▶ **STATED EXERCISE**
Pick every line with "this" from the material below.

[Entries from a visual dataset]
+ + + + + + +

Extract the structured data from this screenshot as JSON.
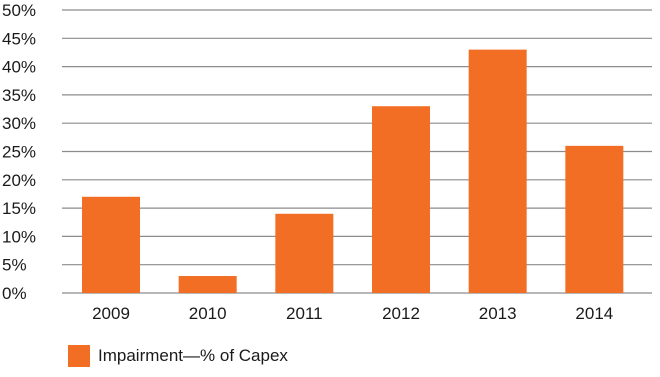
{
  "chart_data": {
    "type": "bar",
    "categories": [
      "2009",
      "2010",
      "2011",
      "2012",
      "2013",
      "2014"
    ],
    "series": [
      {
        "name": "Impairment—% of Capex",
        "values": [
          17,
          3,
          14,
          33,
          43,
          26
        ],
        "color": "#F36E25"
      }
    ],
    "y_ticks": [
      "0%",
      "5%",
      "10%",
      "15%",
      "20%",
      "25%",
      "30%",
      "35%",
      "40%",
      "45%",
      "50%"
    ],
    "ylim": [
      0,
      50
    ],
    "grid": true,
    "legend_position": "bottom-left",
    "grid_color": "#8c8c8c"
  }
}
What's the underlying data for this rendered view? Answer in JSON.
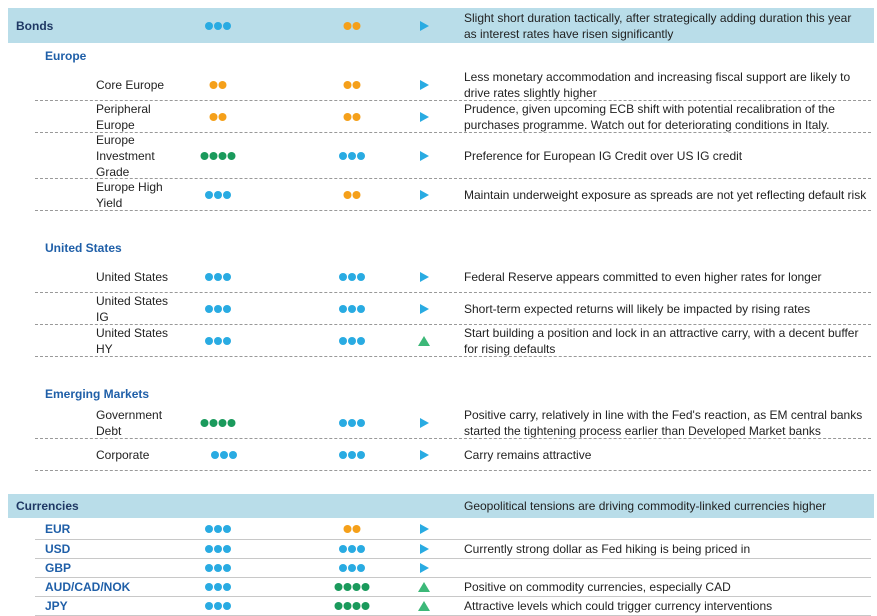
{
  "sections": [
    {
      "header": {
        "label": "Bonds",
        "view_a": {
          "dots": 3,
          "color": "#29abe2"
        },
        "view_b": {
          "dots": 2,
          "color": "#f5a01a"
        },
        "arrow": {
          "dir": "right",
          "color": "#29abe2"
        },
        "comment": "Slight short duration tactically, after strategically adding duration this year as interest rates have risen significantly"
      },
      "groups": [
        {
          "title": "Europe",
          "rows": [
            {
              "label": "Core Europe",
              "view_a": {
                "dots": 2,
                "color": "#f5a01a"
              },
              "view_b": {
                "dots": 2,
                "color": "#f5a01a"
              },
              "arrow": {
                "dir": "right",
                "color": "#29abe2"
              },
              "comment": "Less monetary accommodation and increasing fiscal support are likely to drive rates slightly higher"
            },
            {
              "label": "Peripheral Europe",
              "view_a": {
                "dots": 2,
                "color": "#f5a01a"
              },
              "view_b": {
                "dots": 2,
                "color": "#f5a01a"
              },
              "arrow": {
                "dir": "right",
                "color": "#29abe2"
              },
              "comment": "Prudence, given upcoming ECB shift with potential recalibration of the purchases programme. Watch out for deteriorating conditions in Italy."
            },
            {
              "label": "Europe Investment Grade",
              "view_a": {
                "dots": 4,
                "color": "#1a9a5c"
              },
              "view_b": {
                "dots": 3,
                "color": "#29abe2"
              },
              "arrow": {
                "dir": "right",
                "color": "#29abe2"
              },
              "comment": "Preference for European IG Credit over US IG credit"
            },
            {
              "label": "Europe High Yield",
              "view_a": {
                "dots": 3,
                "color": "#29abe2"
              },
              "view_b": {
                "dots": 2,
                "color": "#f5a01a"
              },
              "arrow": {
                "dir": "right",
                "color": "#29abe2"
              },
              "comment": "Maintain underweight exposure as spreads are not yet reflecting default risk"
            }
          ]
        },
        {
          "title": "United States",
          "rows": [
            {
              "label": "United States",
              "view_a": {
                "dots": 3,
                "color": "#29abe2"
              },
              "view_b": {
                "dots": 3,
                "color": "#29abe2"
              },
              "arrow": {
                "dir": "right",
                "color": "#29abe2"
              },
              "comment": "Federal Reserve appears committed to even higher rates for longer"
            },
            {
              "label": "United States IG",
              "view_a": {
                "dots": 3,
                "color": "#29abe2"
              },
              "view_b": {
                "dots": 3,
                "color": "#29abe2"
              },
              "arrow": {
                "dir": "right",
                "color": "#29abe2"
              },
              "comment": "Short-term expected returns will likely be impacted by rising rates"
            },
            {
              "label": "United States HY",
              "view_a": {
                "dots": 3,
                "color": "#29abe2"
              },
              "view_b": {
                "dots": 3,
                "color": "#29abe2"
              },
              "arrow": {
                "dir": "up",
                "color": "#3cb878"
              },
              "comment": "Start building a position and lock in an attractive carry, with a decent buffer for rising defaults"
            }
          ]
        },
        {
          "title": "Emerging Markets",
          "rows": [
            {
              "label": "Government Debt",
              "view_a": {
                "dots": 4,
                "color": "#1a9a5c"
              },
              "view_b": {
                "dots": 3,
                "color": "#29abe2"
              },
              "arrow": {
                "dir": "right",
                "color": "#29abe2"
              },
              "comment": "Positive carry, relatively in line with the Fed's reaction, as EM central banks started the tightening process earlier than Developed Market banks"
            },
            {
              "label": "Corporate",
              "view_a": {
                "dots": 3,
                "color": "#29abe2"
              },
              "view_b": {
                "dots": 3,
                "color": "#29abe2"
              },
              "arrow": {
                "dir": "right",
                "color": "#29abe2"
              },
              "comment": "Carry remains attractive"
            }
          ]
        }
      ]
    },
    {
      "header": {
        "label": "Currencies",
        "comment": "Geopolitical tensions are driving commodity-linked currencies higher"
      },
      "groups": [
        {
          "rows": [
            {
              "label": "EUR",
              "view_a": {
                "dots": 3,
                "color": "#29abe2"
              },
              "view_b": {
                "dots": 2,
                "color": "#f5a01a"
              },
              "arrow": {
                "dir": "right",
                "color": "#29abe2"
              }
            },
            {
              "label": "USD",
              "view_a": {
                "dots": 3,
                "color": "#29abe2"
              },
              "view_b": {
                "dots": 3,
                "color": "#29abe2"
              },
              "arrow": {
                "dir": "right",
                "color": "#29abe2"
              },
              "comment": "Currently strong dollar as Fed hiking is being priced in"
            },
            {
              "label": "GBP",
              "view_a": {
                "dots": 3,
                "color": "#29abe2"
              },
              "view_b": {
                "dots": 3,
                "color": "#29abe2"
              },
              "arrow": {
                "dir": "right",
                "color": "#29abe2"
              }
            },
            {
              "label": "AUD/CAD/NOK",
              "view_a": {
                "dots": 3,
                "color": "#29abe2"
              },
              "view_b": {
                "dots": 4,
                "color": "#1a9a5c"
              },
              "arrow": {
                "dir": "up",
                "color": "#3cb878"
              },
              "comment": "Positive on commodity currencies, especially CAD"
            },
            {
              "label": "JPY",
              "view_a": {
                "dots": 3,
                "color": "#29abe2"
              },
              "view_b": {
                "dots": 4,
                "color": "#1a9a5c"
              },
              "arrow": {
                "dir": "up",
                "color": "#3cb878"
              },
              "comment": "Attractive levels which could trigger currency interventions"
            }
          ]
        }
      ]
    }
  ]
}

+ + + + + + +

▶ **OUTPUT OF THE EXERCISE**
Extract the structured data from this screenshot as JSON.
What's the underlying data for this rendered view? Answer in JSON.
        "comment": "Slight short duration tactically, after strategically adding duration this year as interest rates have risen significantly"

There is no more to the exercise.